▶ **Job**:
List all lines in the material below that contain "noise".

▶ **Provided information**:

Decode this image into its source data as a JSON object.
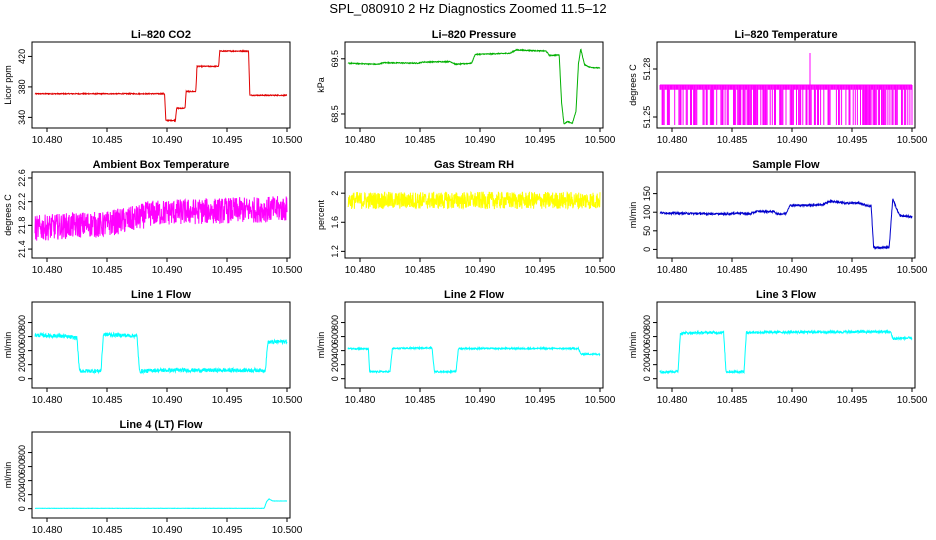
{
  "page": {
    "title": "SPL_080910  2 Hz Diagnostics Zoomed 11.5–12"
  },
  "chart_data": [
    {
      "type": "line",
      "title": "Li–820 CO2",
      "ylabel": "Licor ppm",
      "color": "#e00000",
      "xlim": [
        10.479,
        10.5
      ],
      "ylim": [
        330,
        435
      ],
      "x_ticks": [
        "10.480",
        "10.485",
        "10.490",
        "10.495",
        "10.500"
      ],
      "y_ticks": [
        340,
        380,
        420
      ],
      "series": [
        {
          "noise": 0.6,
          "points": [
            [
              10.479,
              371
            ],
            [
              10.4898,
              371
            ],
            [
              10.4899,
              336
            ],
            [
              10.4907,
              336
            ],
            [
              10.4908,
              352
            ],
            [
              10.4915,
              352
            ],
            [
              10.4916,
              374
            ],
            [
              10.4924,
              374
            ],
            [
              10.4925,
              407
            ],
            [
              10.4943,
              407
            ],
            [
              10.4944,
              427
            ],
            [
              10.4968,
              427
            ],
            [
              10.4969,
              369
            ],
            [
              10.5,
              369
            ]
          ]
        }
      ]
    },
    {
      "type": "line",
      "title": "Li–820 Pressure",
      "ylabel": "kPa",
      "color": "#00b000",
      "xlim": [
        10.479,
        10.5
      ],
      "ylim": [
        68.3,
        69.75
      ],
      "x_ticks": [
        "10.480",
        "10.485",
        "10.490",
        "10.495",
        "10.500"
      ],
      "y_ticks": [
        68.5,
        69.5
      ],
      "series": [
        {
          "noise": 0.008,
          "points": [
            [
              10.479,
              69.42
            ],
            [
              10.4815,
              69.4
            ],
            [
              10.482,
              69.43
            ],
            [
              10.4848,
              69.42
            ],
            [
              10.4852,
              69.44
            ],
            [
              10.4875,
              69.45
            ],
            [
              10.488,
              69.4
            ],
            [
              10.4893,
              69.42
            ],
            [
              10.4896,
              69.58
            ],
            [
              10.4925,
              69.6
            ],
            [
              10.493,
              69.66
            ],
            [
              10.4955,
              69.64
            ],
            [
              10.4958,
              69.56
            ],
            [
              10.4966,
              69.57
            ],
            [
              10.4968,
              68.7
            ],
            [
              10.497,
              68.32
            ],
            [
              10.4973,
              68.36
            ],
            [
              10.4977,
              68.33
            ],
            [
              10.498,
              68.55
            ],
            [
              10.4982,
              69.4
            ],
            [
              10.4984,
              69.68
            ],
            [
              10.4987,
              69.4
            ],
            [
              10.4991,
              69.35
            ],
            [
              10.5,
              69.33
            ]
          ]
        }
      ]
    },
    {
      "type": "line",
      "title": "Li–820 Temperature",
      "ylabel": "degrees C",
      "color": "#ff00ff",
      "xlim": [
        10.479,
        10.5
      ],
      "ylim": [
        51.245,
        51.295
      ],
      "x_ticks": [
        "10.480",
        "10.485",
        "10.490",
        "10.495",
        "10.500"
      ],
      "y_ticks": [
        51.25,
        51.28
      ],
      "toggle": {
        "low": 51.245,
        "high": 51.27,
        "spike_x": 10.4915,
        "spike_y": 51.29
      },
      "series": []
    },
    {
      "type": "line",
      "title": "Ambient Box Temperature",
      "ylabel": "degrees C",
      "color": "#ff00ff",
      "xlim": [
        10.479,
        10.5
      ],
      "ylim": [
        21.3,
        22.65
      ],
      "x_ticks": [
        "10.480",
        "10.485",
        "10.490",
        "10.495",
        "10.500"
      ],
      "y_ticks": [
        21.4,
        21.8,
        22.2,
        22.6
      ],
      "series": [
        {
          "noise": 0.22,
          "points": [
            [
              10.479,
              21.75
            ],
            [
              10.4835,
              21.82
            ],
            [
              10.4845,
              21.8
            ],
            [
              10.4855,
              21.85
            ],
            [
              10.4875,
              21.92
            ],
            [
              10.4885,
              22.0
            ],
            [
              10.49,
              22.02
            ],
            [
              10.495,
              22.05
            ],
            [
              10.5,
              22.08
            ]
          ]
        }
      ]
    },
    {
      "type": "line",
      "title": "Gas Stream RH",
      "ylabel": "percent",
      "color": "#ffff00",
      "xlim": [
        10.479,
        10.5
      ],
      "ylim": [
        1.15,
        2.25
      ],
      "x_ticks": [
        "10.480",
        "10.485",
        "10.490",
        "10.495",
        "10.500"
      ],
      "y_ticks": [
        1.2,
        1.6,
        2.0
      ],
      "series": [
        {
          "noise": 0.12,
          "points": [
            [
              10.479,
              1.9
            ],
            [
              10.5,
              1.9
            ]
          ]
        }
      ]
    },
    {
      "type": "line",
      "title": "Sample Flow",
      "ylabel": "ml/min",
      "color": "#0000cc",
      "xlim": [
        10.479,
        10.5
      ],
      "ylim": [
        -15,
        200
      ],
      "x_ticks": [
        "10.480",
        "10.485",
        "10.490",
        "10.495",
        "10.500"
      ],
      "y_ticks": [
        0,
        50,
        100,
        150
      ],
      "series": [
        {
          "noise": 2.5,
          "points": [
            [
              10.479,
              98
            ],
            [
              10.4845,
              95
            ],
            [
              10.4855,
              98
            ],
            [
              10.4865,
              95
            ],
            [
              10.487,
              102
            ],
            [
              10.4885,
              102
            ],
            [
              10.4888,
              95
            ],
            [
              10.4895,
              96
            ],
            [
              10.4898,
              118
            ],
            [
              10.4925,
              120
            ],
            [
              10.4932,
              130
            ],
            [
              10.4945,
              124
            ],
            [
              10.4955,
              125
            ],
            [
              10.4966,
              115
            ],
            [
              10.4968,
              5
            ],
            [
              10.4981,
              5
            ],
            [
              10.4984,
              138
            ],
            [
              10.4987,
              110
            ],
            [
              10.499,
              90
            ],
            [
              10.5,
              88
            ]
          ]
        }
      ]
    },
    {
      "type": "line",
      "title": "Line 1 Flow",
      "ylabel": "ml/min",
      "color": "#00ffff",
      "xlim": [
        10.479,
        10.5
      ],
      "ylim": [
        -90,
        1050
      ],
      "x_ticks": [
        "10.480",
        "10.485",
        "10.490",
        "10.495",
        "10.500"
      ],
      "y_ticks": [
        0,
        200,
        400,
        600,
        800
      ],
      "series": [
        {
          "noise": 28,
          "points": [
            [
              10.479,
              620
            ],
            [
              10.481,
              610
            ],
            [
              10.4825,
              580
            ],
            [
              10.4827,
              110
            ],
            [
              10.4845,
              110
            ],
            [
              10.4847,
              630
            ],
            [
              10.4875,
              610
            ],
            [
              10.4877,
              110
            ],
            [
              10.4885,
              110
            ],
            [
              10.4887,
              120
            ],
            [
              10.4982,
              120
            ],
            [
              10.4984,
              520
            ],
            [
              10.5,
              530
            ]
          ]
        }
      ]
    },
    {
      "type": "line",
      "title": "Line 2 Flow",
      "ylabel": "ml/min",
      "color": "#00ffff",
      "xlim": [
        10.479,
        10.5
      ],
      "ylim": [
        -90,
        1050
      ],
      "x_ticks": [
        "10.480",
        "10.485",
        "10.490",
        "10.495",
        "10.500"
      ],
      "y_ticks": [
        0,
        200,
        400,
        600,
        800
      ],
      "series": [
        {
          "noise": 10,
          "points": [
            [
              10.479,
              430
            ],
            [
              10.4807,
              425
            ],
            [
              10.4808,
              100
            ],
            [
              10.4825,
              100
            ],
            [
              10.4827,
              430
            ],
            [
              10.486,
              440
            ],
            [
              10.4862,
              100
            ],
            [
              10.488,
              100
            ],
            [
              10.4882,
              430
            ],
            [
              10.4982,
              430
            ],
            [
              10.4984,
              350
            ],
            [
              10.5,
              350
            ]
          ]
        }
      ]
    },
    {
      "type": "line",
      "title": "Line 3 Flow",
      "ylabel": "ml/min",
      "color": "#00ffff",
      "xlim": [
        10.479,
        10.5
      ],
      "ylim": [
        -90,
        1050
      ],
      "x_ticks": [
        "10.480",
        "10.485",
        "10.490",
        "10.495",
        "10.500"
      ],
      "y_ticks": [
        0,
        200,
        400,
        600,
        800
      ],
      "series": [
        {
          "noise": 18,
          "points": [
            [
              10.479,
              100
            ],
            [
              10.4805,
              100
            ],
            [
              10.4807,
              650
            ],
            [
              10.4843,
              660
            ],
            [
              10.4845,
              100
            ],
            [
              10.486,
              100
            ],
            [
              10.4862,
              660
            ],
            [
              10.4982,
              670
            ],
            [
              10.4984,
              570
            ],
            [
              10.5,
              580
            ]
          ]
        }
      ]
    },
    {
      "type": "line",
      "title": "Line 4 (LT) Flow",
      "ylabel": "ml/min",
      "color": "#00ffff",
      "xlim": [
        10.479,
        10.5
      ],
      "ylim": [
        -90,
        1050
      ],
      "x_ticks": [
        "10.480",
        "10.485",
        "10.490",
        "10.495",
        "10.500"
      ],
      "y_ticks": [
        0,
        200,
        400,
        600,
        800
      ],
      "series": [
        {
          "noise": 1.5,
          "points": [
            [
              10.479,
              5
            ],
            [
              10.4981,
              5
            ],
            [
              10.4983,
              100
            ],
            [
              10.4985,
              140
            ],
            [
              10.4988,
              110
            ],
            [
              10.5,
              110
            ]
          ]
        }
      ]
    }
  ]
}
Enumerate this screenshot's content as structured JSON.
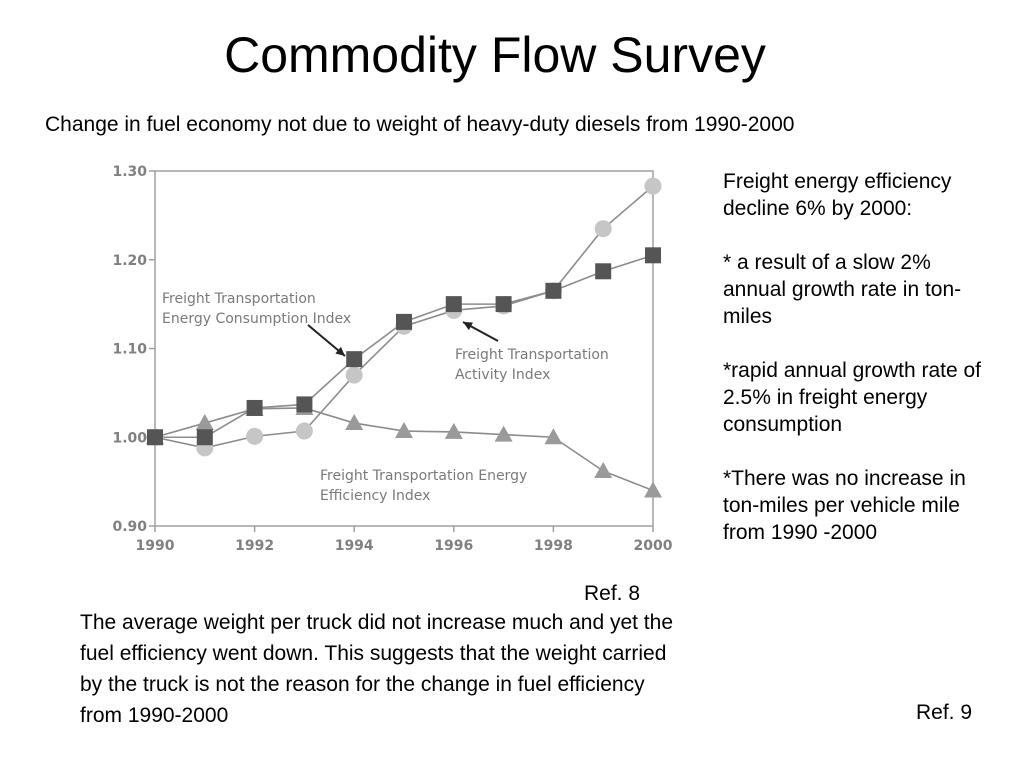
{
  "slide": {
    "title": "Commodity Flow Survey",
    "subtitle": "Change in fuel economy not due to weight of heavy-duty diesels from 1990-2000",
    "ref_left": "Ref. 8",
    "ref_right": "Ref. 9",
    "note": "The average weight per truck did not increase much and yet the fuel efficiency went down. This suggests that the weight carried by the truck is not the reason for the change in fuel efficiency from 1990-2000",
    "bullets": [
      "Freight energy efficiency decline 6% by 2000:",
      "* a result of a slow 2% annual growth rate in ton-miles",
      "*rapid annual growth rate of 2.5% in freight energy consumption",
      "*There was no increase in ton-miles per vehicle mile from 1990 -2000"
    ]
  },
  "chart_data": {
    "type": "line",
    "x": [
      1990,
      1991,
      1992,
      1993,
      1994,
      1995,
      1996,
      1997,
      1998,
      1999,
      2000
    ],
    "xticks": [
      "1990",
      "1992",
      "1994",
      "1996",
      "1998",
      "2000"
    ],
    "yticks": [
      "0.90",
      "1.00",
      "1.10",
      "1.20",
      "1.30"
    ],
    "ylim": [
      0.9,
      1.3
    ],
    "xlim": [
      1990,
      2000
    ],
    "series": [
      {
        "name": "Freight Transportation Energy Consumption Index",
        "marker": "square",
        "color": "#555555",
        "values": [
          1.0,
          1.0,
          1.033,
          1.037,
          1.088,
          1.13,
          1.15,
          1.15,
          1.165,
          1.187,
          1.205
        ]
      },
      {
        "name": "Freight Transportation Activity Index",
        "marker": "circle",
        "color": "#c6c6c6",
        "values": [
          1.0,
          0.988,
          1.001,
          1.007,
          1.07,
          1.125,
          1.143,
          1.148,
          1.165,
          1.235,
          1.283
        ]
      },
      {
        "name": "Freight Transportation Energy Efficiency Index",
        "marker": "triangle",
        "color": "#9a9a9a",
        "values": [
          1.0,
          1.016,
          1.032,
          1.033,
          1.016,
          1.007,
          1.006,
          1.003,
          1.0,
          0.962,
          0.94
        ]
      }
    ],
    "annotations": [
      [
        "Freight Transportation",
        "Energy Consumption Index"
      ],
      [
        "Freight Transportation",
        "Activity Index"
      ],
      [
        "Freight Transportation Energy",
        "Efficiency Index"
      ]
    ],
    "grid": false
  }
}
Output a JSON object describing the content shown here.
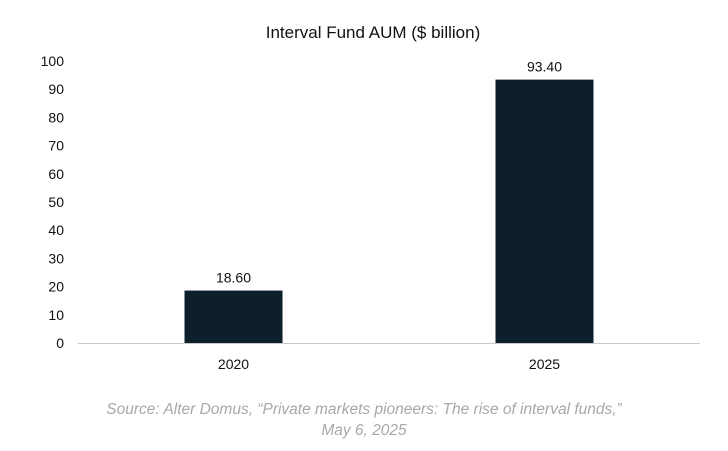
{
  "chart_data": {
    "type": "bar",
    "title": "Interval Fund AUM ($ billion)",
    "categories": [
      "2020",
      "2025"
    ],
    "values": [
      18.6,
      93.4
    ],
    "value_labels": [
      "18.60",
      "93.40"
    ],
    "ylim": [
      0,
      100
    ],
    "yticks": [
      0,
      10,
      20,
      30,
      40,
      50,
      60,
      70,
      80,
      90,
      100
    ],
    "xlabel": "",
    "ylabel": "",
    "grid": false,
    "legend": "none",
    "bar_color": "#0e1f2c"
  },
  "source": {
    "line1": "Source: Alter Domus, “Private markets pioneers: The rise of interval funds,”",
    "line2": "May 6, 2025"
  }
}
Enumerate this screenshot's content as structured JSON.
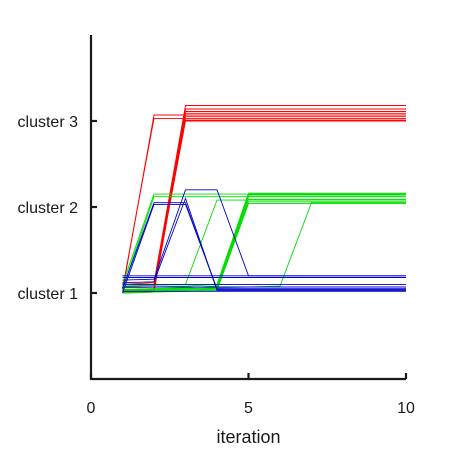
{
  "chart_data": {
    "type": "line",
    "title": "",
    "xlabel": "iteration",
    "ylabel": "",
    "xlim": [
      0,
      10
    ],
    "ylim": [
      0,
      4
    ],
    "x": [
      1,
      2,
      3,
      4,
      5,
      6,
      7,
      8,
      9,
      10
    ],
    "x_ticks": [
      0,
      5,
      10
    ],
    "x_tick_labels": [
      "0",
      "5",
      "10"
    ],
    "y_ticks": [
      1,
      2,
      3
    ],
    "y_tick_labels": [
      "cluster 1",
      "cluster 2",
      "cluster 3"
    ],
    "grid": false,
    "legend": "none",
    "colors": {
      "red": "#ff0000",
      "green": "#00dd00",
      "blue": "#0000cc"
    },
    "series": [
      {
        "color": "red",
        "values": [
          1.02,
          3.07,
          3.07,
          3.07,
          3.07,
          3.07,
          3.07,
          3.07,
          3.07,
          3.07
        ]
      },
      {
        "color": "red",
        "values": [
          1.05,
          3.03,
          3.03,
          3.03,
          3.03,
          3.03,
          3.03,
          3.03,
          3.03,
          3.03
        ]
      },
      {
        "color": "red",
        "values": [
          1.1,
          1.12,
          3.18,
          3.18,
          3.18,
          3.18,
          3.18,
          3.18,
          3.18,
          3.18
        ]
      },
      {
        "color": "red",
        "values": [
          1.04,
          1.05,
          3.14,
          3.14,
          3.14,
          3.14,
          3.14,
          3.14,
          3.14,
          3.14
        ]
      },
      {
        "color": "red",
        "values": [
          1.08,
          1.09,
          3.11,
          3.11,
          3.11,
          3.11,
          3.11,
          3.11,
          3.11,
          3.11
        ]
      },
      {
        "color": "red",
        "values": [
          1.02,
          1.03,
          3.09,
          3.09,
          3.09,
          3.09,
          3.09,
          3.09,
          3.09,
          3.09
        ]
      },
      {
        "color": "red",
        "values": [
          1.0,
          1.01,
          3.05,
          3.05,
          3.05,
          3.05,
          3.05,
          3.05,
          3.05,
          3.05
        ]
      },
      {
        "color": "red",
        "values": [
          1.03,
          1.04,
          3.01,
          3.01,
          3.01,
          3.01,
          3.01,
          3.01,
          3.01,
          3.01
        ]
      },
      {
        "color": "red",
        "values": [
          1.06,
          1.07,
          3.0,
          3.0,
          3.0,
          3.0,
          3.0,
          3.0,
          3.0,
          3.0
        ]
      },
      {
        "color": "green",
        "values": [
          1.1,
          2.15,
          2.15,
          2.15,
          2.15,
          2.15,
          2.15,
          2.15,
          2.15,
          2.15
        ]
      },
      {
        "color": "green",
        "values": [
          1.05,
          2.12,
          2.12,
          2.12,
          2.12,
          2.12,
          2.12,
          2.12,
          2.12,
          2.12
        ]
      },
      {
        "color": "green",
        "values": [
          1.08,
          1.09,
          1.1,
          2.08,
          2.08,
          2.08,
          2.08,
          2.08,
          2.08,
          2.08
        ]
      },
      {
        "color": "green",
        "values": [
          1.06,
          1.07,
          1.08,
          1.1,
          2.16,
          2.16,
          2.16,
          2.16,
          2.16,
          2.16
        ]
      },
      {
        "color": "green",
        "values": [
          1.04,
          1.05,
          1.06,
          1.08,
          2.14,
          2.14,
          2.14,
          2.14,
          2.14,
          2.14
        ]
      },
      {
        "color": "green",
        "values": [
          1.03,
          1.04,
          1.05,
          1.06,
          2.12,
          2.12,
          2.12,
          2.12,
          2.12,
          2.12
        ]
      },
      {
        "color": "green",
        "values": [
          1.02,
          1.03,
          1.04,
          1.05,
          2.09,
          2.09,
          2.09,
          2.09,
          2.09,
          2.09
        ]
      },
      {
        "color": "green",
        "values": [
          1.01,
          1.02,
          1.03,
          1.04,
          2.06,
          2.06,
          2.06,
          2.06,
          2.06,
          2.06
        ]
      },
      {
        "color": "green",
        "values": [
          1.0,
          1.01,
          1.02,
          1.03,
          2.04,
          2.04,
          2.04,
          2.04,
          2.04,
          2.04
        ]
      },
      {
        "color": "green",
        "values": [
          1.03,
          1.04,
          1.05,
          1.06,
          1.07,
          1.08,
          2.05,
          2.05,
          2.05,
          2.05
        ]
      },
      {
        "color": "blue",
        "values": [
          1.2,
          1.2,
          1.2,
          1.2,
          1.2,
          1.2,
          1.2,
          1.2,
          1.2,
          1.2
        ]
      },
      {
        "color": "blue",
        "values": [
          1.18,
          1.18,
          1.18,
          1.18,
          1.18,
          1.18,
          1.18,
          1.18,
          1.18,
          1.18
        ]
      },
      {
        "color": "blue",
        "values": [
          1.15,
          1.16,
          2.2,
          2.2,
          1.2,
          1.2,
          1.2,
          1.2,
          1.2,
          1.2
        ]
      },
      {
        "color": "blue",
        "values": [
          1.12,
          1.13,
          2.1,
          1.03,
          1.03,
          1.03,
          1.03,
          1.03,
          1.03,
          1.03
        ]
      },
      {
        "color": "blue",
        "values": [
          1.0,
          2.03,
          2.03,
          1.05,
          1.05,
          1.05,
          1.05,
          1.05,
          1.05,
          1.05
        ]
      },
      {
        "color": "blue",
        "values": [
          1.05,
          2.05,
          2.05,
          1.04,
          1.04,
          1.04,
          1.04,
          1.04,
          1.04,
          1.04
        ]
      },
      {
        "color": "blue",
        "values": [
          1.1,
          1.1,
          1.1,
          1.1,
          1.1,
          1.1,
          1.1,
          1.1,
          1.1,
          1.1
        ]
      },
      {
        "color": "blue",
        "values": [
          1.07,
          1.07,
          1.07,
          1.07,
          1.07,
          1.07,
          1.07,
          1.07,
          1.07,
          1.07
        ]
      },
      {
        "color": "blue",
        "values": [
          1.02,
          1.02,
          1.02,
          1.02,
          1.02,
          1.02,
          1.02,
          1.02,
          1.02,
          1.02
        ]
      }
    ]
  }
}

▶ **Task solution**:
          "noise": 0.6,
          "noise": 0.008,
          "noise": 0.22,
          "noise": 0.12,
          "noise": 2.5,
          "noise": 28,
          "noise": 10,
          "noise": 18,
          "noise": 1.5,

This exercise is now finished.